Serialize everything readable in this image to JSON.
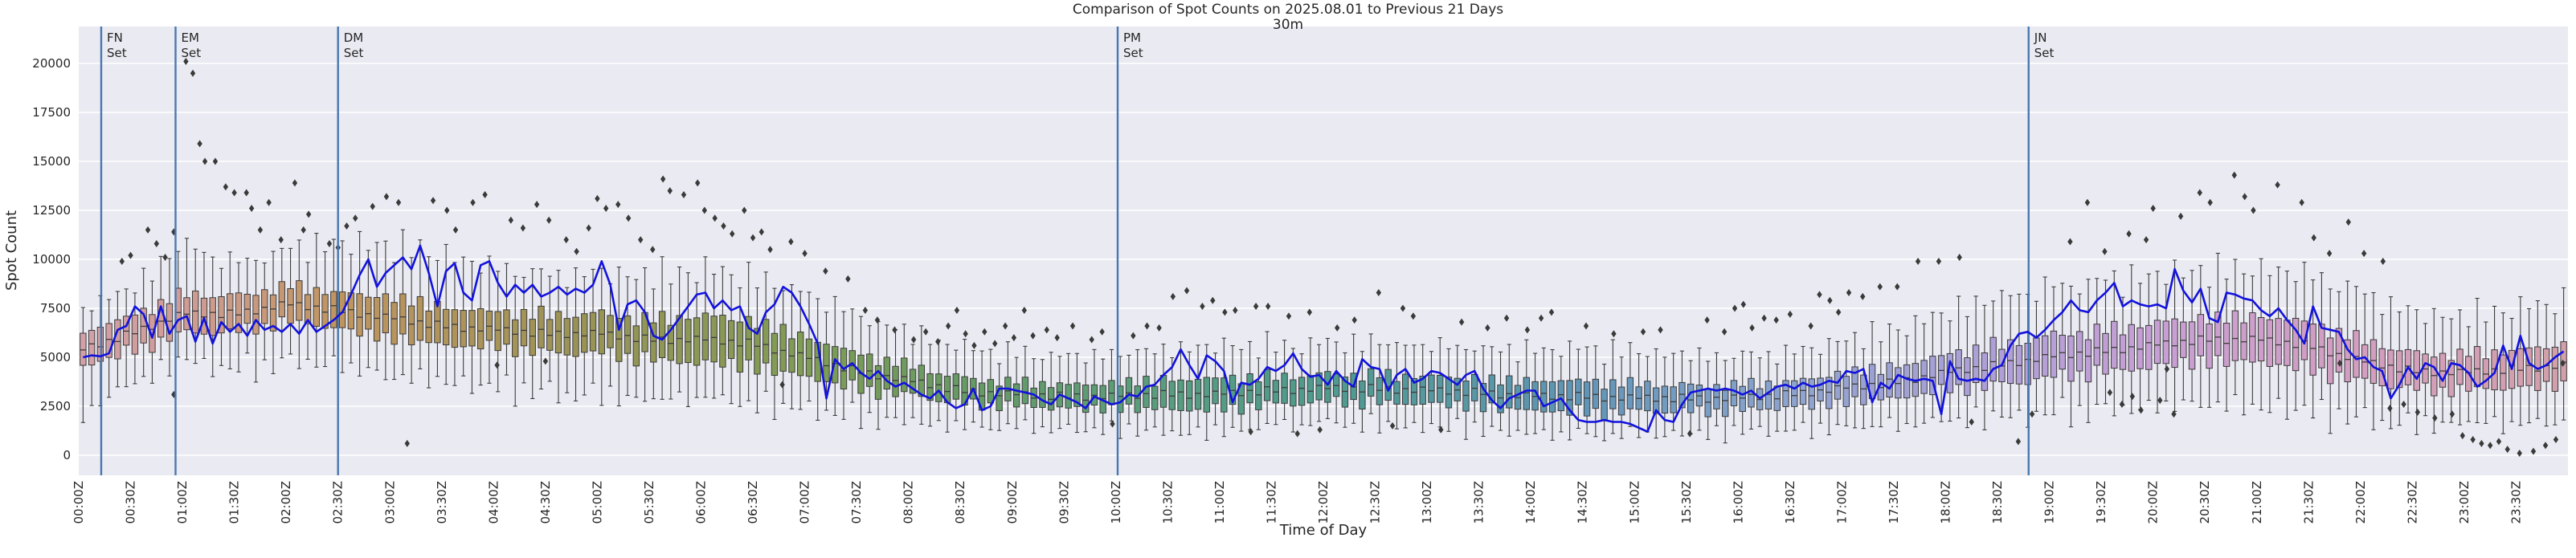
{
  "chart_data": {
    "type": "boxplot+line",
    "title": "Comparison of Spot Counts on 2025.08.01 to Previous 21 Days",
    "subtitle": "30m",
    "xlabel": "Time of Day",
    "ylabel": "Spot Count",
    "bin_minutes": 5,
    "minutes_per_day": 1440,
    "ylim": [
      -1000,
      21900
    ],
    "grid": "horizontal",
    "legend": "none",
    "y_ticks": [
      0,
      2500,
      5000,
      7500,
      10000,
      12500,
      15000,
      17500,
      20000
    ],
    "y_tick_labels": [
      "0",
      "2500",
      "5000",
      "7500",
      "10000",
      "12500",
      "15000",
      "17500",
      "20000"
    ],
    "x_tick_every_minutes": 30,
    "x_tick_labels": [
      "00:00Z",
      "00:30Z",
      "01:00Z",
      "01:30Z",
      "02:00Z",
      "02:30Z",
      "03:00Z",
      "03:30Z",
      "04:00Z",
      "04:30Z",
      "05:00Z",
      "05:30Z",
      "06:00Z",
      "06:30Z",
      "07:00Z",
      "07:30Z",
      "08:00Z",
      "08:30Z",
      "09:00Z",
      "09:30Z",
      "10:00Z",
      "10:30Z",
      "11:00Z",
      "11:30Z",
      "12:00Z",
      "12:30Z",
      "13:00Z",
      "13:30Z",
      "14:00Z",
      "14:30Z",
      "15:00Z",
      "15:30Z",
      "16:00Z",
      "16:30Z",
      "17:00Z",
      "17:30Z",
      "18:00Z",
      "18:30Z",
      "19:00Z",
      "19:30Z",
      "20:00Z",
      "20:30Z",
      "21:00Z",
      "21:30Z",
      "22:00Z",
      "22:30Z",
      "23:00Z",
      "23:30Z"
    ],
    "events": [
      {
        "line1": "FN",
        "line2": "Set",
        "minute": 13
      },
      {
        "line1": "EM",
        "line2": "Set",
        "minute": 56
      },
      {
        "line1": "DM",
        "line2": "Set",
        "minute": 150
      },
      {
        "line1": "PM",
        "line2": "Set",
        "minute": 601
      },
      {
        "line1": "JN",
        "line2": "Set",
        "minute": 1128
      }
    ],
    "colors": {
      "figure_bg": "#ffffff",
      "plot_bg": "#eaeaf2",
      "grid": "#ffffff",
      "current_day_line": "#1212dd",
      "event_line": "#4878af",
      "box_edge": "#3c3c3c",
      "outlier": "#3a3a3a",
      "text": "#262626",
      "box_fill_anchors": [
        [
          0,
          "#d2a0a8"
        ],
        [
          60,
          "#cf9c97"
        ],
        [
          150,
          "#c0955f"
        ],
        [
          290,
          "#9a9356"
        ],
        [
          420,
          "#7f9c55"
        ],
        [
          510,
          "#679a63"
        ],
        [
          630,
          "#589d7f"
        ],
        [
          720,
          "#4f9a8e"
        ],
        [
          870,
          "#6095b6"
        ],
        [
          990,
          "#8da4cf"
        ],
        [
          1110,
          "#b09fd8"
        ],
        [
          1200,
          "#c79fd4"
        ],
        [
          1320,
          "#d39ec0"
        ],
        [
          1440,
          "#d2a0a8"
        ]
      ]
    },
    "box_anchors": {
      "minutes": [
        0,
        30,
        60,
        90,
        120,
        150,
        180,
        210,
        240,
        270,
        300,
        330,
        360,
        390,
        420,
        450,
        480,
        510,
        540,
        570,
        600,
        630,
        660,
        690,
        720,
        750,
        780,
        810,
        840,
        870,
        900,
        930,
        960,
        990,
        1020,
        1050,
        1080,
        1110,
        1140,
        1170,
        1200,
        1230,
        1260,
        1290,
        1320,
        1350,
        1380,
        1410,
        1440
      ],
      "median": [
        5300,
        6200,
        7200,
        7200,
        7700,
        7400,
        7000,
        6600,
        6400,
        6200,
        6200,
        5900,
        5900,
        5700,
        5000,
        4300,
        3800,
        3300,
        3100,
        3000,
        3000,
        3100,
        3100,
        3300,
        3400,
        3400,
        3300,
        3200,
        3000,
        3000,
        2900,
        2900,
        2900,
        3100,
        3400,
        3700,
        4200,
        4600,
        5000,
        5300,
        5600,
        5900,
        5900,
        5600,
        4800,
        4300,
        4200,
        4400,
        4600
      ],
      "iqr_half": [
        850,
        900,
        1000,
        900,
        900,
        900,
        1050,
        950,
        900,
        950,
        1000,
        1000,
        1200,
        1150,
        1000,
        900,
        750,
        650,
        600,
        600,
        650,
        750,
        800,
        700,
        700,
        700,
        700,
        700,
        750,
        800,
        700,
        650,
        650,
        650,
        750,
        800,
        900,
        1000,
        1050,
        1050,
        1100,
        1100,
        1150,
        1200,
        1050,
        900,
        900,
        950,
        1050
      ],
      "whisker_top": [
        1300,
        1400,
        2600,
        1700,
        1900,
        2600,
        2700,
        2800,
        2300,
        2100,
        2100,
        2300,
        2400,
        2300,
        2300,
        2000,
        1700,
        1600,
        1500,
        1500,
        1500,
        1600,
        1700,
        1600,
        1600,
        1700,
        1600,
        1600,
        1600,
        1700,
        1700,
        1600,
        1500,
        1500,
        1700,
        1900,
        2200,
        2500,
        2500,
        2600,
        2500,
        2500,
        2500,
        2500,
        2500,
        2100,
        2000,
        2200,
        2300
      ],
      "whisker_bot": [
        2500,
        1700,
        1400,
        2000,
        2100,
        1900,
        2000,
        1900,
        2100,
        2100,
        2200,
        2100,
        1800,
        2000,
        1700,
        1500,
        1400,
        1200,
        1100,
        1100,
        1100,
        1200,
        1200,
        1100,
        1100,
        1200,
        1200,
        1200,
        1200,
        1200,
        1200,
        1200,
        1100,
        1200,
        1300,
        1400,
        1600,
        1700,
        1900,
        2000,
        2100,
        2200,
        2400,
        2200,
        2000,
        1900,
        1700,
        1900,
        1900
      ],
      "median_jitter_cycle": [
        0,
        160,
        -140,
        90,
        -170,
        210,
        -80,
        130,
        -190,
        60,
        -110,
        170
      ],
      "iqr_jitter_cycle": [
        1,
        0.8,
        1.15,
        0.92,
        1.25,
        0.85,
        1.05
      ],
      "whisker_jitter_cycle": [
        1,
        0.75,
        1.2,
        0.9,
        1.05
      ]
    },
    "line": {
      "label": "2025.08.01",
      "values_5min": [
        5000,
        5100,
        5050,
        5200,
        6400,
        6600,
        7600,
        7200,
        6000,
        7600,
        6200,
        6900,
        7100,
        5800,
        7000,
        5700,
        6800,
        6300,
        6700,
        6100,
        6900,
        6400,
        6600,
        6300,
        6700,
        6200,
        6900,
        6300,
        6600,
        6900,
        7300,
        8200,
        9200,
        10000,
        8600,
        9300,
        9700,
        10100,
        9500,
        10700,
        9300,
        7600,
        9400,
        9800,
        8300,
        7900,
        9700,
        9900,
        8800,
        8100,
        8700,
        8300,
        8700,
        8100,
        8300,
        8600,
        8200,
        8500,
        8300,
        8700,
        9900,
        8700,
        6400,
        7700,
        7900,
        7300,
        6100,
        5900,
        6400,
        7000,
        7600,
        8200,
        8300,
        7500,
        7900,
        7400,
        7600,
        6500,
        6200,
        7300,
        7700,
        8600,
        8300,
        7600,
        6700,
        5700,
        2900,
        4900,
        4400,
        4700,
        4200,
        3900,
        4300,
        3800,
        3500,
        3700,
        3400,
        3100,
        2900,
        3300,
        2700,
        2400,
        2600,
        3400,
        2300,
        2500,
        3400,
        3400,
        3300,
        3200,
        3100,
        2800,
        2600,
        3100,
        2900,
        2700,
        2400,
        3000,
        2800,
        2600,
        2700,
        3100,
        3000,
        3500,
        3600,
        4100,
        4500,
        5400,
        4600,
        3900,
        5100,
        4800,
        4300,
        2700,
        3700,
        3600,
        3900,
        4500,
        4300,
        4600,
        5200,
        4400,
        4000,
        4100,
        3600,
        4300,
        3800,
        3500,
        4900,
        4500,
        4400,
        3300,
        4100,
        4400,
        3700,
        3900,
        4300,
        4200,
        3900,
        3600,
        4100,
        4300,
        3400,
        2800,
        2400,
        2900,
        3100,
        3300,
        3300,
        2500,
        2700,
        2900,
        2300,
        1800,
        1700,
        1700,
        1800,
        1700,
        1700,
        1600,
        1400,
        1200,
        2300,
        1800,
        1700,
        2600,
        3200,
        3300,
        3400,
        3300,
        3400,
        3300,
        3100,
        3300,
        2900,
        3200,
        3500,
        3600,
        3400,
        3700,
        3500,
        3600,
        3800,
        3700,
        4300,
        4200,
        4400,
        2700,
        3700,
        3400,
        4100,
        3900,
        3800,
        3900,
        3800,
        2100,
        4800,
        3900,
        3800,
        3900,
        3800,
        4400,
        4600,
        5600,
        6200,
        6300,
        6000,
        6400,
        6900,
        7300,
        7900,
        7400,
        7300,
        7900,
        8300,
        8800,
        7600,
        7900,
        7700,
        7600,
        7700,
        7500,
        9500,
        8400,
        7800,
        8500,
        7000,
        6800,
        8300,
        8200,
        8000,
        7900,
        7400,
        7100,
        7500,
        6900,
        6400,
        5700,
        7600,
        6500,
        6400,
        6300,
        5400,
        4900,
        5000,
        4500,
        4300,
        2900,
        3600,
        4500,
        3900,
        4700,
        4500,
        3800,
        4700,
        4600,
        4200,
        3500,
        3800,
        4200,
        5600,
        4400,
        6100,
        4700,
        4400,
        4600,
        5000,
        5300
      ]
    },
    "outliers": [
      [
        25,
        9900
      ],
      [
        30,
        10200
      ],
      [
        40,
        11500
      ],
      [
        45,
        10800
      ],
      [
        50,
        10100
      ],
      [
        55,
        3100
      ],
      [
        55,
        11400
      ],
      [
        62,
        20100
      ],
      [
        66,
        19500
      ],
      [
        70,
        15900
      ],
      [
        73,
        15000
      ],
      [
        79,
        15000
      ],
      [
        85,
        13700
      ],
      [
        90,
        13400
      ],
      [
        97,
        13400
      ],
      [
        100,
        12600
      ],
      [
        105,
        11500
      ],
      [
        110,
        12900
      ],
      [
        117,
        11000
      ],
      [
        125,
        13900
      ],
      [
        130,
        11500
      ],
      [
        133,
        12300
      ],
      [
        145,
        10800
      ],
      [
        150,
        10600
      ],
      [
        155,
        11700
      ],
      [
        160,
        12100
      ],
      [
        170,
        12700
      ],
      [
        178,
        13200
      ],
      [
        185,
        12900
      ],
      [
        190,
        600
      ],
      [
        205,
        13000
      ],
      [
        213,
        12500
      ],
      [
        218,
        11500
      ],
      [
        228,
        12900
      ],
      [
        235,
        13300
      ],
      [
        242,
        4600
      ],
      [
        250,
        12000
      ],
      [
        257,
        11600
      ],
      [
        265,
        12800
      ],
      [
        270,
        4800
      ],
      [
        272,
        12000
      ],
      [
        282,
        11000
      ],
      [
        288,
        10400
      ],
      [
        295,
        11600
      ],
      [
        300,
        13100
      ],
      [
        305,
        12600
      ],
      [
        312,
        12800
      ],
      [
        318,
        12100
      ],
      [
        325,
        11000
      ],
      [
        332,
        10500
      ],
      [
        338,
        14100
      ],
      [
        342,
        13500
      ],
      [
        350,
        13300
      ],
      [
        358,
        13900
      ],
      [
        362,
        12500
      ],
      [
        368,
        12100
      ],
      [
        373,
        11700
      ],
      [
        378,
        11300
      ],
      [
        385,
        12500
      ],
      [
        390,
        11100
      ],
      [
        395,
        11400
      ],
      [
        400,
        10500
      ],
      [
        407,
        3600
      ],
      [
        412,
        10900
      ],
      [
        420,
        10300
      ],
      [
        432,
        9400
      ],
      [
        445,
        9000
      ],
      [
        455,
        7400
      ],
      [
        462,
        6900
      ],
      [
        472,
        6400
      ],
      [
        483,
        5900
      ],
      [
        490,
        6300
      ],
      [
        497,
        5800
      ],
      [
        503,
        6600
      ],
      [
        508,
        7400
      ],
      [
        513,
        6200
      ],
      [
        518,
        5600
      ],
      [
        524,
        6300
      ],
      [
        530,
        5700
      ],
      [
        536,
        6600
      ],
      [
        541,
        6000
      ],
      [
        547,
        7400
      ],
      [
        552,
        6100
      ],
      [
        560,
        6400
      ],
      [
        566,
        6000
      ],
      [
        575,
        6600
      ],
      [
        586,
        5900
      ],
      [
        592,
        6300
      ],
      [
        598,
        1600
      ],
      [
        610,
        6100
      ],
      [
        618,
        6600
      ],
      [
        625,
        6500
      ],
      [
        633,
        8100
      ],
      [
        641,
        8400
      ],
      [
        650,
        7600
      ],
      [
        656,
        7900
      ],
      [
        663,
        7300
      ],
      [
        669,
        7400
      ],
      [
        678,
        1200
      ],
      [
        681,
        7600
      ],
      [
        688,
        7600
      ],
      [
        700,
        7100
      ],
      [
        705,
        1100
      ],
      [
        712,
        7300
      ],
      [
        718,
        1300
      ],
      [
        728,
        6500
      ],
      [
        738,
        6900
      ],
      [
        752,
        8300
      ],
      [
        760,
        1500
      ],
      [
        766,
        7500
      ],
      [
        772,
        7100
      ],
      [
        788,
        1300
      ],
      [
        800,
        6800
      ],
      [
        815,
        6500
      ],
      [
        826,
        7000
      ],
      [
        838,
        6400
      ],
      [
        846,
        7000
      ],
      [
        852,
        7300
      ],
      [
        872,
        6600
      ],
      [
        888,
        6200
      ],
      [
        905,
        6300
      ],
      [
        915,
        6400
      ],
      [
        932,
        1100
      ],
      [
        942,
        6900
      ],
      [
        952,
        6300
      ],
      [
        958,
        7500
      ],
      [
        963,
        7700
      ],
      [
        968,
        6500
      ],
      [
        975,
        7000
      ],
      [
        982,
        6900
      ],
      [
        990,
        7200
      ],
      [
        1002,
        6600
      ],
      [
        1007,
        8200
      ],
      [
        1013,
        7900
      ],
      [
        1018,
        7300
      ],
      [
        1024,
        8300
      ],
      [
        1032,
        8100
      ],
      [
        1042,
        8600
      ],
      [
        1052,
        8600
      ],
      [
        1064,
        9900
      ],
      [
        1076,
        9900
      ],
      [
        1088,
        10100
      ],
      [
        1095,
        1700
      ],
      [
        1122,
        700
      ],
      [
        1130,
        2100
      ],
      [
        1152,
        10900
      ],
      [
        1162,
        12900
      ],
      [
        1172,
        10400
      ],
      [
        1175,
        3200
      ],
      [
        1182,
        2600
      ],
      [
        1186,
        11300
      ],
      [
        1188,
        3000
      ],
      [
        1193,
        2300
      ],
      [
        1196,
        11000
      ],
      [
        1200,
        12600
      ],
      [
        1204,
        2800
      ],
      [
        1208,
        4400
      ],
      [
        1212,
        2100
      ],
      [
        1216,
        12200
      ],
      [
        1227,
        13400
      ],
      [
        1233,
        12900
      ],
      [
        1247,
        14300
      ],
      [
        1253,
        13200
      ],
      [
        1258,
        12500
      ],
      [
        1272,
        13800
      ],
      [
        1286,
        12900
      ],
      [
        1293,
        11100
      ],
      [
        1302,
        10300
      ],
      [
        1308,
        4700
      ],
      [
        1313,
        11900
      ],
      [
        1322,
        10300
      ],
      [
        1333,
        9900
      ],
      [
        1337,
        2400
      ],
      [
        1345,
        2600
      ],
      [
        1353,
        2200
      ],
      [
        1363,
        1900
      ],
      [
        1373,
        2100
      ],
      [
        1379,
        1000
      ],
      [
        1385,
        800
      ],
      [
        1390,
        600
      ],
      [
        1395,
        500
      ],
      [
        1400,
        700
      ],
      [
        1405,
        300
      ],
      [
        1412,
        100
      ],
      [
        1420,
        200
      ],
      [
        1427,
        500
      ],
      [
        1433,
        800
      ],
      [
        1437,
        4700
      ]
    ]
  }
}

GIVEN INSTRUCTION
Using the listing above, return all lines where the word "Spot" occurs.

EXERCISE ANSWER
    "title": "Comparison of Spot Counts on 2025.08.01 to Previous 21 Days",
    "ylabel": "Spot Count",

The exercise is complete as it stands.